[Records from a collection of figures]
========================

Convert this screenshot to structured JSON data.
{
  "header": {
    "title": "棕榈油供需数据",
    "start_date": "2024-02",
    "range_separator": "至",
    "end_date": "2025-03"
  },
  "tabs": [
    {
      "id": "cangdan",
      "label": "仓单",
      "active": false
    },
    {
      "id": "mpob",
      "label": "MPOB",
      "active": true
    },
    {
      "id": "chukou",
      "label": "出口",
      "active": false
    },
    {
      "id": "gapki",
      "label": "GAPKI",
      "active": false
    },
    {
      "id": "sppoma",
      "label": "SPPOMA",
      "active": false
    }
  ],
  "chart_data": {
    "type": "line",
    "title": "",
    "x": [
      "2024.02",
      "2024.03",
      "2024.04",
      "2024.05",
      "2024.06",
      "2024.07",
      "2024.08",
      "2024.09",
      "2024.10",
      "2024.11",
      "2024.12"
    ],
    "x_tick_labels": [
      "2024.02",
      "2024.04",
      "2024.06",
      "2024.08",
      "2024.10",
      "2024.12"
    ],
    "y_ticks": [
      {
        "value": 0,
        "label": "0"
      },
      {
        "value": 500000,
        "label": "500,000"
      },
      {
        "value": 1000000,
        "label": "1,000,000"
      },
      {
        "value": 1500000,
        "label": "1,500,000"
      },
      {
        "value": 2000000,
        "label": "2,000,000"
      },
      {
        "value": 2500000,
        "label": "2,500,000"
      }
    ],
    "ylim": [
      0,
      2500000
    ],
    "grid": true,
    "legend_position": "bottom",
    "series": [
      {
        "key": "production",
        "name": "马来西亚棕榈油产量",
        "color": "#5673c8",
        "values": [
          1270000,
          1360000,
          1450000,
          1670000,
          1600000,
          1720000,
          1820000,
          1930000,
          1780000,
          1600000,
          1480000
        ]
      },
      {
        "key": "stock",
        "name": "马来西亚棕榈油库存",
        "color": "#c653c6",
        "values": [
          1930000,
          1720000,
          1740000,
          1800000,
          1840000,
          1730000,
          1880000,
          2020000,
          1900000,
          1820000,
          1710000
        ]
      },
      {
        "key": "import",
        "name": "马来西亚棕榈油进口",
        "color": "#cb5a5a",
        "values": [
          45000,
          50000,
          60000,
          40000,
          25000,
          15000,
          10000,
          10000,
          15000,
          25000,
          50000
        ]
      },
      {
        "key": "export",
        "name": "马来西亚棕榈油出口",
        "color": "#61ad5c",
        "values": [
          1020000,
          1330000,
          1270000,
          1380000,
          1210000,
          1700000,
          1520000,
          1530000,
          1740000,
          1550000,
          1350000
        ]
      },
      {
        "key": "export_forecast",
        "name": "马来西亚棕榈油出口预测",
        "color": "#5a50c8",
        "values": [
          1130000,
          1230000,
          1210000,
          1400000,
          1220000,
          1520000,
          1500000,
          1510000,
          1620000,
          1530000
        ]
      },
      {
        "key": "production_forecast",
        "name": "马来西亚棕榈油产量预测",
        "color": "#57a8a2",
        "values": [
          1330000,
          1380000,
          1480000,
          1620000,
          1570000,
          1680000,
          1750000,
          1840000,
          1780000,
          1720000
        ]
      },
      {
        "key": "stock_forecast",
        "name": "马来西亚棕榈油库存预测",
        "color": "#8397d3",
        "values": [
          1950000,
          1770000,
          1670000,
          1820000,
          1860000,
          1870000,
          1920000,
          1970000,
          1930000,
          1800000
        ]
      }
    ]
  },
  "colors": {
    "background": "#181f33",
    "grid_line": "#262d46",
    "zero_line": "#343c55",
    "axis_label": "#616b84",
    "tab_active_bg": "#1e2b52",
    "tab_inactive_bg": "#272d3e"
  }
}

========================

DO THIS: All of the entries must be written out exactly as they stand.

SOLUTION:
Convert this screenshot to structured JSON data.
{
  "header": {
    "title": "棕榈油供需数据",
    "start_date": "2024-02",
    "range_separator": "至",
    "end_date": "2025-03"
  },
  "tabs": [
    {
      "id": "cangdan",
      "label": "仓单",
      "active": false
    },
    {
      "id": "mpob",
      "label": "MPOB",
      "active": true
    },
    {
      "id": "chukou",
      "label": "出口",
      "active": false
    },
    {
      "id": "gapki",
      "label": "GAPKI",
      "active": false
    },
    {
      "id": "sppoma",
      "label": "SPPOMA",
      "active": false
    }
  ],
  "chart_data": {
    "type": "line",
    "title": "",
    "x": [
      "2024.02",
      "2024.03",
      "2024.04",
      "2024.05",
      "2024.06",
      "2024.07",
      "2024.08",
      "2024.09",
      "2024.10",
      "2024.11",
      "2024.12"
    ],
    "x_tick_labels": [
      "2024.02",
      "2024.04",
      "2024.06",
      "2024.08",
      "2024.10",
      "2024.12"
    ],
    "y_ticks": [
      {
        "value": 0,
        "label": "0"
      },
      {
        "value": 500000,
        "label": "500,000"
      },
      {
        "value": 1000000,
        "label": "1,000,000"
      },
      {
        "value": 1500000,
        "label": "1,500,000"
      },
      {
        "value": 2000000,
        "label": "2,000,000"
      },
      {
        "value": 2500000,
        "label": "2,500,000"
      }
    ],
    "ylim": [
      0,
      2500000
    ],
    "grid": true,
    "legend_position": "bottom",
    "series": [
      {
        "key": "production",
        "name": "马来西亚棕榈油产量",
        "color": "#5673c8",
        "values": [
          1270000,
          1360000,
          1450000,
          1670000,
          1600000,
          1720000,
          1820000,
          1930000,
          1780000,
          1600000,
          1480000
        ]
      },
      {
        "key": "stock",
        "name": "马来西亚棕榈油库存",
        "color": "#c653c6",
        "values": [
          1930000,
          1720000,
          1740000,
          1800000,
          1840000,
          1730000,
          1880000,
          2020000,
          1900000,
          1820000,
          1710000
        ]
      },
      {
        "key": "import",
        "name": "马来西亚棕榈油进口",
        "color": "#cb5a5a",
        "values": [
          45000,
          50000,
          60000,
          40000,
          25000,
          15000,
          10000,
          10000,
          15000,
          25000,
          50000
        ]
      },
      {
        "key": "export",
        "name": "马来西亚棕榈油出口",
        "color": "#61ad5c",
        "values": [
          1020000,
          1330000,
          1270000,
          1380000,
          1210000,
          1700000,
          1520000,
          1530000,
          1740000,
          1550000,
          1350000
        ]
      },
      {
        "key": "export_forecast",
        "name": "马来西亚棕榈油出口预测",
        "color": "#5a50c8",
        "values": [
          1130000,
          1230000,
          1210000,
          1400000,
          1220000,
          1520000,
          1500000,
          1510000,
          1620000,
          1530000
        ]
      },
      {
        "key": "production_forecast",
        "name": "马来西亚棕榈油产量预测",
        "color": "#57a8a2",
        "values": [
          1330000,
          1380000,
          1480000,
          1620000,
          1570000,
          1680000,
          1750000,
          1840000,
          1780000,
          1720000
        ]
      },
      {
        "key": "stock_forecast",
        "name": "马来西亚棕榈油库存预测",
        "color": "#8397d3",
        "values": [
          1950000,
          1770000,
          1670000,
          1820000,
          1860000,
          1870000,
          1920000,
          1970000,
          1930000,
          1800000
        ]
      }
    ]
  },
  "colors": {
    "background": "#181f33",
    "grid_line": "#262d46",
    "zero_line": "#343c55",
    "axis_label": "#616b84",
    "tab_active_bg": "#1e2b52",
    "tab_inactive_bg": "#272d3e"
  }
}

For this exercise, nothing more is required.